Goal: Reproduce each line that includes the word "石灰或水泥砂浆组成".

──────── Recorded data ────────

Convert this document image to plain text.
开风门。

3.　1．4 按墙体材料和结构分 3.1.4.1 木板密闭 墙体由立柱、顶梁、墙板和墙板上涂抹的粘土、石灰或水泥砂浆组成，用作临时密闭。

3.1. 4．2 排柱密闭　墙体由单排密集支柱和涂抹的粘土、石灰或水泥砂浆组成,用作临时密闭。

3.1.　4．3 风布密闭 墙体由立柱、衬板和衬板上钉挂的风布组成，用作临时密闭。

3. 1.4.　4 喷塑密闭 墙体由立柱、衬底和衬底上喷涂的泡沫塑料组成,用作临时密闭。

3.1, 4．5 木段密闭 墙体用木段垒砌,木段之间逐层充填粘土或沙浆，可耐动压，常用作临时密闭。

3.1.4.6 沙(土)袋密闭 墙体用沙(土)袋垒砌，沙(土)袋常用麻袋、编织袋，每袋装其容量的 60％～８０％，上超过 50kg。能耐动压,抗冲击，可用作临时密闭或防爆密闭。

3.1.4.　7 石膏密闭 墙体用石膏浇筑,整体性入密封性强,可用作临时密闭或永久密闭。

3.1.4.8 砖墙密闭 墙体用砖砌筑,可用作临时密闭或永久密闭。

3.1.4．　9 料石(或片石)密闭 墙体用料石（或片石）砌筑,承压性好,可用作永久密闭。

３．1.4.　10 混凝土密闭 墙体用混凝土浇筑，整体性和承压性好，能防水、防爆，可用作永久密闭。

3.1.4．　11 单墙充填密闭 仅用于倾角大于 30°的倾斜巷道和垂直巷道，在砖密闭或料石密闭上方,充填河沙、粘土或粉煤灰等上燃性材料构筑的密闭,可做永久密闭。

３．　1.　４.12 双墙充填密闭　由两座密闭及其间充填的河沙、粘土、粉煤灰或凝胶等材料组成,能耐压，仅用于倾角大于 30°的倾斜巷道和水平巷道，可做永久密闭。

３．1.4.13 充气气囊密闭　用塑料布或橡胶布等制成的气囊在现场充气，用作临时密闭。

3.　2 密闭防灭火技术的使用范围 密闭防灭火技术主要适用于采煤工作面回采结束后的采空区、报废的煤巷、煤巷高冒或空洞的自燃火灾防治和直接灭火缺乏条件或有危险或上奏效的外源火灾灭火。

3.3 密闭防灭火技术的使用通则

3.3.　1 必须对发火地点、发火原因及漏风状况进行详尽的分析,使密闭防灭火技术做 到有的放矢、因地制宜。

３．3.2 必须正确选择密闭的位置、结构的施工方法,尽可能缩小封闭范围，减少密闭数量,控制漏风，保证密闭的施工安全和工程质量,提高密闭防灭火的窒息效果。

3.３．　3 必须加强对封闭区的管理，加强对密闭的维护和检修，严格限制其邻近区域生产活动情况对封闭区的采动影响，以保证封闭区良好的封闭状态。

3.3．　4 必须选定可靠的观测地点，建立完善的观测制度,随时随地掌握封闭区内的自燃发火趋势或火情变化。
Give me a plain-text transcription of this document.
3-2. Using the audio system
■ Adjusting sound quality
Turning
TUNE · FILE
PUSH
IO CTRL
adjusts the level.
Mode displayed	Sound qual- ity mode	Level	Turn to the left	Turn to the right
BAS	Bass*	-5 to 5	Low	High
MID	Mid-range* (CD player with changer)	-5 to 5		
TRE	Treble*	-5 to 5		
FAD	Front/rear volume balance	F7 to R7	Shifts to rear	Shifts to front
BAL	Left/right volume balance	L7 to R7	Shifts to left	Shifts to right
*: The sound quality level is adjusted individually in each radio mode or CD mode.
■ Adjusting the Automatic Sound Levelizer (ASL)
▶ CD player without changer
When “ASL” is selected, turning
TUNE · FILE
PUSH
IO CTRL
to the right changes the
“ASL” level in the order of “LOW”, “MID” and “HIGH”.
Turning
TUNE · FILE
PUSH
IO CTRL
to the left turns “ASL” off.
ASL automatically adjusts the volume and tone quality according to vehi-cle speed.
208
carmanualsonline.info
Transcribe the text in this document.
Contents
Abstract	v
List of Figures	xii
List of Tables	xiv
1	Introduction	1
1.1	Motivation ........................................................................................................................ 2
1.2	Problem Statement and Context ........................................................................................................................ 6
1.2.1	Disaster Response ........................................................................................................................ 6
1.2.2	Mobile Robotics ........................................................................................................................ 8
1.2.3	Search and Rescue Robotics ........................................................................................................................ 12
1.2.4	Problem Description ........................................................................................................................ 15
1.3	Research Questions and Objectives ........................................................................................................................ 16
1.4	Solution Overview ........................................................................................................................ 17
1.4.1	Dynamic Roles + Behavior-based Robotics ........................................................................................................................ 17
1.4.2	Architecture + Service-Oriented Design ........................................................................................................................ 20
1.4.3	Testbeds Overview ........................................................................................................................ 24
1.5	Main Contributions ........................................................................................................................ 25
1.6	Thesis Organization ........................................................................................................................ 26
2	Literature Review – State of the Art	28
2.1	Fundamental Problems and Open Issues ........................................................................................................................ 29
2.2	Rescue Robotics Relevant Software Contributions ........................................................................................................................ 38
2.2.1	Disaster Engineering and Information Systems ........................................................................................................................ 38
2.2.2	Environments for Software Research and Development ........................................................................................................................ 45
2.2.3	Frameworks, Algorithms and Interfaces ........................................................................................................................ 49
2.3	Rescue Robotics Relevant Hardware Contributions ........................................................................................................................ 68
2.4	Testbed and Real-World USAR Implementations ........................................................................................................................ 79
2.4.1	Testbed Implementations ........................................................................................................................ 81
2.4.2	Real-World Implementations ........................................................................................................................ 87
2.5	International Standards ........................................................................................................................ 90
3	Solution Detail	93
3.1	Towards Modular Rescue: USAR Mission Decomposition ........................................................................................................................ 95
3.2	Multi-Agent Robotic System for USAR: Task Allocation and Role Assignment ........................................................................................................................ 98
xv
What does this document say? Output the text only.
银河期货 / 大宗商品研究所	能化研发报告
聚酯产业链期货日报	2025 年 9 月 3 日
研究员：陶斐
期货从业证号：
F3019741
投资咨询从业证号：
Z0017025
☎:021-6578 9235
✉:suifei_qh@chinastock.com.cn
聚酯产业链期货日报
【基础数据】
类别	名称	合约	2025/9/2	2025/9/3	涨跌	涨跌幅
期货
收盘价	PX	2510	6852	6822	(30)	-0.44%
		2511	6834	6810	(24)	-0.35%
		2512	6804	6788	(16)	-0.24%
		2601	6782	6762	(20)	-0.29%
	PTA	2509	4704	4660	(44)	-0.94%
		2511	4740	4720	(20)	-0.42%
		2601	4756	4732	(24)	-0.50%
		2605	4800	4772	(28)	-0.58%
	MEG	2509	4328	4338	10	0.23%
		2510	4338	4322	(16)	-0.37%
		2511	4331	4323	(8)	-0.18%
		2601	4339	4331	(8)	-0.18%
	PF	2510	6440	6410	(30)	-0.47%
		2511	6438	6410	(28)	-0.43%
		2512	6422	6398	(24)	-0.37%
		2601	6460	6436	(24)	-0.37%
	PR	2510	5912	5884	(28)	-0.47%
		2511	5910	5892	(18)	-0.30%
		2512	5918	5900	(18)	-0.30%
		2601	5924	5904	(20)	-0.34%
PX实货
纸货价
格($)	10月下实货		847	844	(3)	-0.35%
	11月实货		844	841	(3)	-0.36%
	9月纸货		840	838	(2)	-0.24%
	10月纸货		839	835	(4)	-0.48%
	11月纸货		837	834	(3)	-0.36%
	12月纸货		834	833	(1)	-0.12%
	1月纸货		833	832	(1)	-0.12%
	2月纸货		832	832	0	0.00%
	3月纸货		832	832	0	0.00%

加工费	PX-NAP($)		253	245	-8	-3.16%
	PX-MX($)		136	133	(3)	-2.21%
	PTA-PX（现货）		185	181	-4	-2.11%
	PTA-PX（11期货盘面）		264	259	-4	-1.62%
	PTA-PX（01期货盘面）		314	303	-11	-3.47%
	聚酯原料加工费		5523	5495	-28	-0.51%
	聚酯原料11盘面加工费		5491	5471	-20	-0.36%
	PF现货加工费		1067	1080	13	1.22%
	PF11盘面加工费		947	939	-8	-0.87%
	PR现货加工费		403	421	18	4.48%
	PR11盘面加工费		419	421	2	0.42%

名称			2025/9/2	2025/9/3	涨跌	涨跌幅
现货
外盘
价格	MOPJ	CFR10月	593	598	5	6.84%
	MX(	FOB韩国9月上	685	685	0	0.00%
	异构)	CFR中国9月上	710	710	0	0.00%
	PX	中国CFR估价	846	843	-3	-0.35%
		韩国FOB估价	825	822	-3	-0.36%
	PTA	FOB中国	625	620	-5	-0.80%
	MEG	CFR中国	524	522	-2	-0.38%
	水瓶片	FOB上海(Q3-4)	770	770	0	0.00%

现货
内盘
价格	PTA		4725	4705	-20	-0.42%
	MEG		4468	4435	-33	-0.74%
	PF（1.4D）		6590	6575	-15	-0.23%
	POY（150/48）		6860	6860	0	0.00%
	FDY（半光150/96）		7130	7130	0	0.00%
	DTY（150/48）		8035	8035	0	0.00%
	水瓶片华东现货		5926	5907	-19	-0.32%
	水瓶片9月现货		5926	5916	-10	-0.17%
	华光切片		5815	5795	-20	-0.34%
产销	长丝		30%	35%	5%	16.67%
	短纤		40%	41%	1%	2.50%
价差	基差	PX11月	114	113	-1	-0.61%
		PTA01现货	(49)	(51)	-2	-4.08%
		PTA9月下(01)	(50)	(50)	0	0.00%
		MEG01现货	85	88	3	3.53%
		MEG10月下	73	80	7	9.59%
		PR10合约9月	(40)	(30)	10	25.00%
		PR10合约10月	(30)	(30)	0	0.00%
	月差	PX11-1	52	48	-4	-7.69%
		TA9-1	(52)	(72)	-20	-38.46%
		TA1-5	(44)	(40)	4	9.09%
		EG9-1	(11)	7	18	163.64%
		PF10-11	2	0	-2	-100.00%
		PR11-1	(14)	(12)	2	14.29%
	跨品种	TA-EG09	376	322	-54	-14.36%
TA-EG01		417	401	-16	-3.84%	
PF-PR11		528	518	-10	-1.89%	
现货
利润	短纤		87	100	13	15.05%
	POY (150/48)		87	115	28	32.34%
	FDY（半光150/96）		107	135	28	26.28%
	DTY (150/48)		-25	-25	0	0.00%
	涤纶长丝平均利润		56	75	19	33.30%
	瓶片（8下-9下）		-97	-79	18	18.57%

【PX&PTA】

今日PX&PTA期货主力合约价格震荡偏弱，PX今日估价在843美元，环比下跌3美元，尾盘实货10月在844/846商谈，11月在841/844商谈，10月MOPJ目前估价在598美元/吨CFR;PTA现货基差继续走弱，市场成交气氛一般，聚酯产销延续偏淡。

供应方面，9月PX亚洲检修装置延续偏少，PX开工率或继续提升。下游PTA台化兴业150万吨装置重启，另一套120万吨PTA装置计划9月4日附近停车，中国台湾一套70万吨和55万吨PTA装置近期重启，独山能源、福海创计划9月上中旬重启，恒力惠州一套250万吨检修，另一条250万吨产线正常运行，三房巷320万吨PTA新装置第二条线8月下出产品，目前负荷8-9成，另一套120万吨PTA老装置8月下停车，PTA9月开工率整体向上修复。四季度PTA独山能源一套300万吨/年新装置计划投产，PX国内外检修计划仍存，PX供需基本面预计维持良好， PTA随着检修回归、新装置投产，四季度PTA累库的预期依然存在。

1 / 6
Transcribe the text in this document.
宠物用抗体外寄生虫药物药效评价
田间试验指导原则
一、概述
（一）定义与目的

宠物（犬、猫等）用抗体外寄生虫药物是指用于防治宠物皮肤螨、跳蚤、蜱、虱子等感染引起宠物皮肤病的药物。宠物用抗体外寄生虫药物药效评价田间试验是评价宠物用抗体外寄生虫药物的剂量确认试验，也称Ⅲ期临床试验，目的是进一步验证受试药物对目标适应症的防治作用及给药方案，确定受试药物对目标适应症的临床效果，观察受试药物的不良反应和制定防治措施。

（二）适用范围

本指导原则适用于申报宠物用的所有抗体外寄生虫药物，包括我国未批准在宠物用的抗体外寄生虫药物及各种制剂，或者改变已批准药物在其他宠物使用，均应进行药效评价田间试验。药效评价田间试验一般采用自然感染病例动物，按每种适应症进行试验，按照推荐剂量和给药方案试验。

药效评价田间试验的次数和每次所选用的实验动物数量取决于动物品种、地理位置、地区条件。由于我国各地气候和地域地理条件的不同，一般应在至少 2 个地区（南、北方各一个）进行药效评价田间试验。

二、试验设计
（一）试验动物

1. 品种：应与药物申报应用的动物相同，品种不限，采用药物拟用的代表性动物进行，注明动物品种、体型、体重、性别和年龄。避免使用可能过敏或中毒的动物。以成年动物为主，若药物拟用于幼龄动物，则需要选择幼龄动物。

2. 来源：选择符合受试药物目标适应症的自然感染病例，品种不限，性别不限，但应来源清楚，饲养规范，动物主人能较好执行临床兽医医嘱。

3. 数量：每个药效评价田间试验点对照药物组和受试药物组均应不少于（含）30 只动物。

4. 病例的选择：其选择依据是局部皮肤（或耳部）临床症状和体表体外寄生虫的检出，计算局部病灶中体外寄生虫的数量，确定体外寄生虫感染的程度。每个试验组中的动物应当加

────────

Solution to the problem:
3.　1．4 按墙体材料和结构分 3.1.4.1 木板密闭 墙体由立柱、顶梁、墙板和墙板上涂抹的粘土、石灰或水泥砂浆组成，用作临时密闭。
3.1. 4．2 排柱密闭　墙体由单排密集支柱和涂抹的粘土、石灰或水泥砂浆组成,用作临时密闭。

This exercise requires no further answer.